[Saved data entries]
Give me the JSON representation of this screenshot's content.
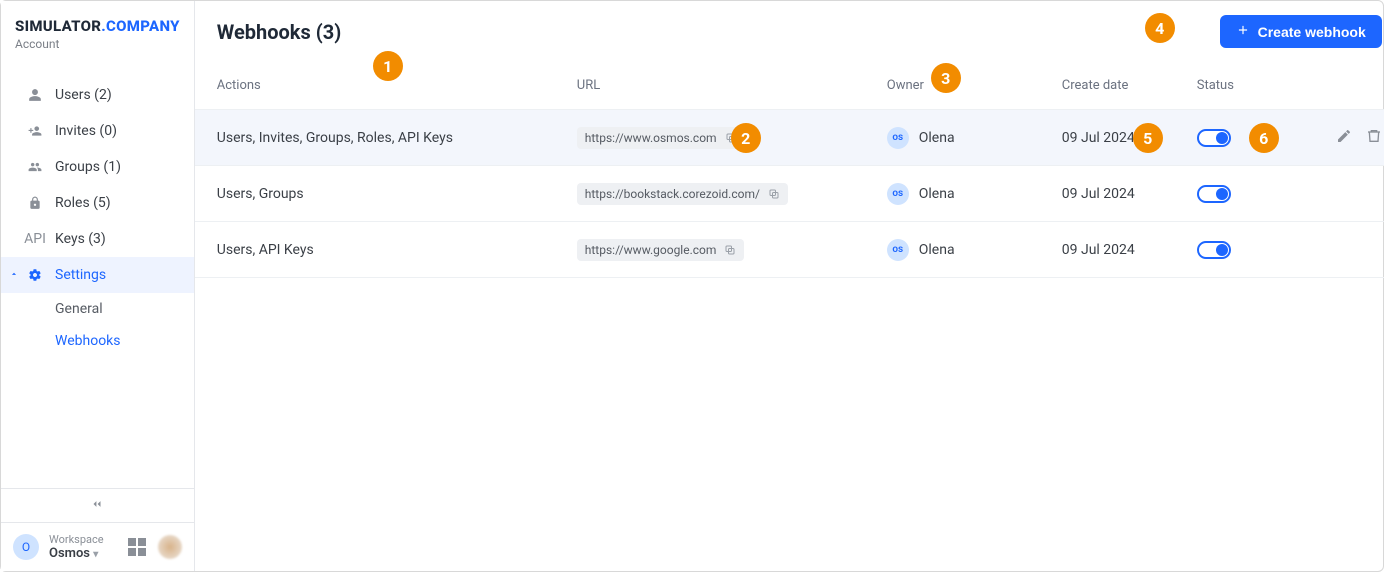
{
  "brand": {
    "text_black": "SIMULATOR",
    "text_dot": ".",
    "text_blue": "COMPANY",
    "sub": "Account"
  },
  "sidebar": {
    "items": [
      {
        "label": "Users (2)"
      },
      {
        "label": "Invites (0)"
      },
      {
        "label": "Groups (1)"
      },
      {
        "label": "Roles (5)"
      },
      {
        "api_prefix": "API",
        "label": "Keys (3)"
      },
      {
        "label": "Settings"
      }
    ],
    "sub": [
      {
        "label": "General"
      },
      {
        "label": "Webhooks"
      }
    ]
  },
  "workspace": {
    "avatar_letter": "O",
    "label": "Workspace",
    "name": "Osmos"
  },
  "header": {
    "title": "Webhooks (3)",
    "create_label": "Create webhook"
  },
  "columns": {
    "actions": "Actions",
    "url": "URL",
    "owner": "Owner",
    "date": "Create date",
    "status": "Status"
  },
  "rows": [
    {
      "actions": "Users, Invites, Groups, Roles, API Keys",
      "url": "https://www.osmos.com",
      "owner_initials": "os",
      "owner_name": "Olena",
      "date": "09 Jul 2024"
    },
    {
      "actions": "Users, Groups",
      "url": "https://bookstack.corezoid.com/",
      "owner_initials": "os",
      "owner_name": "Olena",
      "date": "09 Jul 2024"
    },
    {
      "actions": "Users, API Keys",
      "url": "https://www.google.com",
      "owner_initials": "os",
      "owner_name": "Olena",
      "date": "09 Jul 2024"
    }
  ],
  "callouts": {
    "c1": "1",
    "c2": "2",
    "c3": "3",
    "c4": "4",
    "c5": "5",
    "c6": "6"
  }
}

• Work to complete: Look through the entries above and list every line containing "Keys".

• Finished task:
        "label": "Keys (3)"
      "actions": "Users, Invites, Groups, Roles, API Keys",
      "actions": "Users, API Keys",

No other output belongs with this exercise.